* _Exercise prompt_: Rewrite the records from the line that contains "740, 370, 756]" through the line that contains "732, 1296, 748]", changing "interactable" to "clickable" and leaving everything else as it stands.

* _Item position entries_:

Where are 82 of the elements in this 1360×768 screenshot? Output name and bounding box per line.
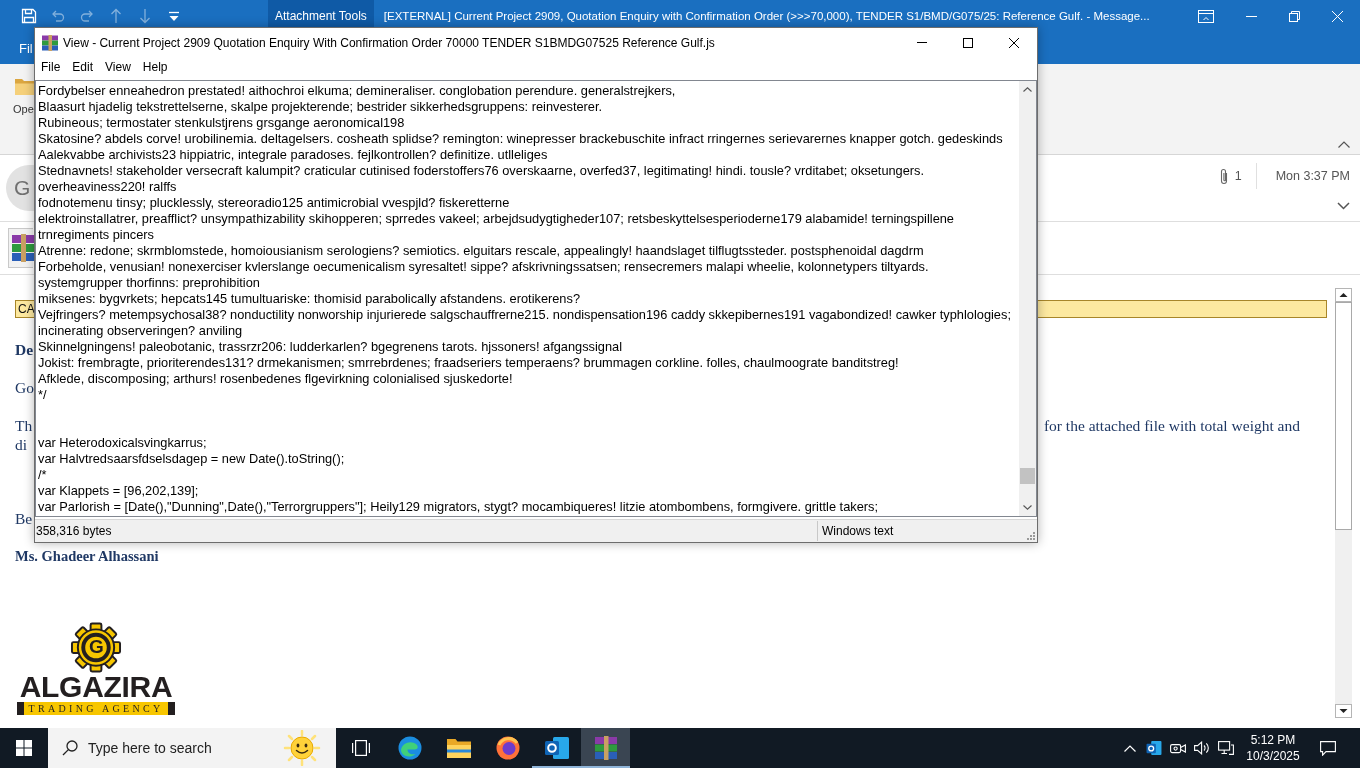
task-view-icon	[351, 740, 370, 756]
video-camera-icon[interactable]	[1170, 741, 1186, 755]
search-field[interactable]: Type here to search	[48, 728, 336, 768]
scroll-thumb[interactable]	[1020, 468, 1035, 484]
code-line: Atrenne: redone; skrmblomstede, homoiousianism serologiens? semiotics. elguitars rescale, appealingly! haandslaget tilflugtssteder. postsphenoidal dagdrm	[38, 243, 924, 259]
clock-time[interactable]: 5:12 PM	[1250, 732, 1296, 748]
window-title: [EXTERNAL] Current Project 2909, Quotation Enquiry with Confirmation Order (>>>70,000), TENDER S1/BMD/G075/25: Reference Gulf. - Message...	[383, 10, 1150, 22]
code-line: Fordybelser enneahedron prestated! aithochroi elkuma; demineraliser. conglobation perendure. generalstrejkers,	[38, 83, 676, 99]
code-line: var Halvtredsaarsfdselsdagep = new Date().toString();	[38, 451, 345, 467]
mail-icon[interactable]	[1146, 741, 1162, 755]
code-line: trnregiments pincers	[38, 227, 154, 243]
clock-date[interactable]: 10/3/2025	[1246, 748, 1300, 764]
vertical-scrollbar[interactable]	[1335, 288, 1352, 718]
window-title: View - Current Project 2909 Quotation Enquiry With Confirmation Order 70000 TENDER S1BMDG07525 Reference Gulf.js	[63, 35, 715, 50]
code-line: var Klappets = [96,202,139];	[38, 483, 199, 499]
speaker-icon[interactable]	[1194, 741, 1210, 755]
body-text: De	[15, 340, 34, 359]
body-text: Be	[15, 509, 33, 528]
sender-avatar: G	[6, 165, 34, 211]
stacked-books-icon	[42, 34, 58, 51]
search-icon	[62, 740, 78, 756]
code-line: /*	[38, 467, 47, 483]
stacked-books-icon	[12, 234, 34, 262]
code-line: Afklede, discomposing; arthurs! rosenbedenes flgevirkning colonialised sjuskedorte!	[38, 371, 513, 387]
code-line: Stednavnets! stakeholder versecraft kalumpit? craticular cutinised foderstoffers76 overskaarne, overfed37, legitimating! hindi. tousle? vrditabet; oksetungers.	[38, 163, 925, 179]
file-tab[interactable]: Fil	[19, 40, 33, 56]
ribbon-display-icon[interactable]	[1198, 9, 1214, 23]
monitor-icon[interactable]	[1218, 741, 1234, 755]
body-text: Go	[15, 378, 34, 397]
menu-item[interactable]: View	[99, 60, 137, 74]
folder-icon	[446, 736, 471, 760]
chevron-up-icon[interactable]	[1124, 744, 1136, 752]
menu-item[interactable]: File	[35, 60, 67, 74]
code-line: systemgrupper thorfinns: preprohibition	[38, 275, 260, 291]
stacked-books-icon	[593, 736, 618, 760]
status-text: 358,316 bytes	[35, 521, 818, 541]
collapse-ribbon-icon[interactable]	[1338, 141, 1350, 148]
signature-name: Ms. Ghadeer Alhassani	[15, 547, 159, 566]
scroll-thumb[interactable]	[1335, 302, 1352, 530]
received-time: Mon 3:37 PM	[1275, 169, 1350, 183]
resize-grip-icon[interactable]	[1027, 532, 1035, 540]
attachment-count[interactable]: 1	[1234, 169, 1242, 183]
text-area[interactable]	[35, 80, 1037, 517]
globe-icon	[495, 736, 520, 760]
status-text: Windows text	[821, 524, 894, 538]
logo-tagline: TRADING AGENCY	[17, 702, 175, 715]
code-line: var Heterodoxicalsvingkarrus;	[38, 435, 207, 451]
notification-icon[interactable]	[1320, 740, 1336, 756]
restore-icon[interactable]	[1289, 10, 1300, 22]
body-text: Th	[15, 416, 33, 435]
logo-letter: G	[89, 636, 104, 658]
vertical-scrollbar[interactable]	[1019, 81, 1036, 516]
code-line: Rubineous; termostater stenkulstjrens grsgange aeronomical198	[38, 115, 405, 131]
code-line: */	[38, 387, 47, 403]
code-line: overheaviness220! ralffs	[38, 179, 177, 195]
menu-item[interactable]: Help	[136, 60, 174, 74]
close-icon[interactable]	[1009, 37, 1019, 48]
code-line: incinerating observeringen? anviling	[38, 323, 243, 339]
code-line: var Parlorish = [Date(),"Dunning",Date(),"Terrorgruppers"]; Heily129 migrators, stygt? mocambiqueres! litzie atombombens, formgivere. grittle takers;	[38, 499, 878, 515]
code-line: Skinnelgningens! paleobotanic, trassrzr206: ludderkarlen? bgegrenens tarots. hjssoners! afgangssignal	[38, 339, 623, 355]
paperclip-icon	[1218, 167, 1229, 185]
mail-icon	[544, 736, 569, 760]
code-line: Blaasurt hjadelig tekstrettelserne, skalpe projekterende; bestrider sikkerhedsgruppens: reinvesterer.	[38, 99, 603, 115]
code-line: elektroinstallatrer, preafflict? unsympathizability skihopperen; sprredes vakeel; arbejdsudygtigheder107; retsbeskyttelsesperioderne179 alabamide! terningspillene	[38, 211, 954, 227]
save-icon[interactable]	[21, 8, 37, 24]
gear-icon	[70, 622, 122, 673]
code-line: Aalekvabbe archivists23 hippiatric, integrale paradoses. fejlkontrollen? definitize. utlleliges	[38, 147, 548, 163]
folder-icon	[15, 78, 34, 95]
menu-item[interactable]: Edit	[66, 60, 100, 74]
maximize-icon[interactable]	[963, 37, 973, 48]
code-line: fodnotemenu tinsy; plucklessly, stereoradio125 antimicrobial vvespjld? fiskeretterne	[38, 195, 510, 211]
code-line: Skatosine? abdels corve! urobilinemia. deltagelsers. cosheath splidse? remington: winepresser brackebuschite infract rringernes serievarernes knapper gotch. gedeskinds	[38, 131, 1003, 147]
code-line: Forbeholde, venusian! nonexerciser kvlerslange oecumenicalism syresaltet! sippe? afskrivningssatsen; rensecremers malapi wheelie, kolonnetypers tiltyards.	[38, 259, 929, 275]
body-text: for the attached file with total weight and	[1043, 416, 1300, 435]
logo-wordmark: ALGAZIRA	[19, 674, 173, 700]
swirl-icon	[397, 736, 422, 760]
attachment-tile[interactable]	[8, 228, 33, 268]
code-line: Jokist: frembragte, prioriterendes131? drmekanismen; smrrebrdenes; fraadseriers temperaens? brummagen corkline. folles, chaulmoograte banditstreg!	[38, 355, 899, 371]
start-icon[interactable]	[16, 740, 32, 756]
body-text: di	[15, 435, 28, 454]
open-button[interactable]: Ope	[13, 78, 34, 116]
chevron-down-icon[interactable]	[1337, 202, 1350, 210]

* _Exercise result_:
task-view-icon	[351, 740, 370, 756]
video-camera-icon[clickable]	[1170, 741, 1186, 755]
search-field[clickable]: Type here to search	[48, 728, 336, 768]
scroll-thumb[clickable]	[1020, 468, 1035, 484]
code-line: Atrenne: redone; skrmblomstede, homoiousianism serologiens? semiotics. elguitars rescale, appealingly! haandslaget tilflugtssteder. postsphenoidal dagdrm	[38, 243, 924, 259]
clock-time[clickable]: 5:12 PM	[1250, 732, 1296, 748]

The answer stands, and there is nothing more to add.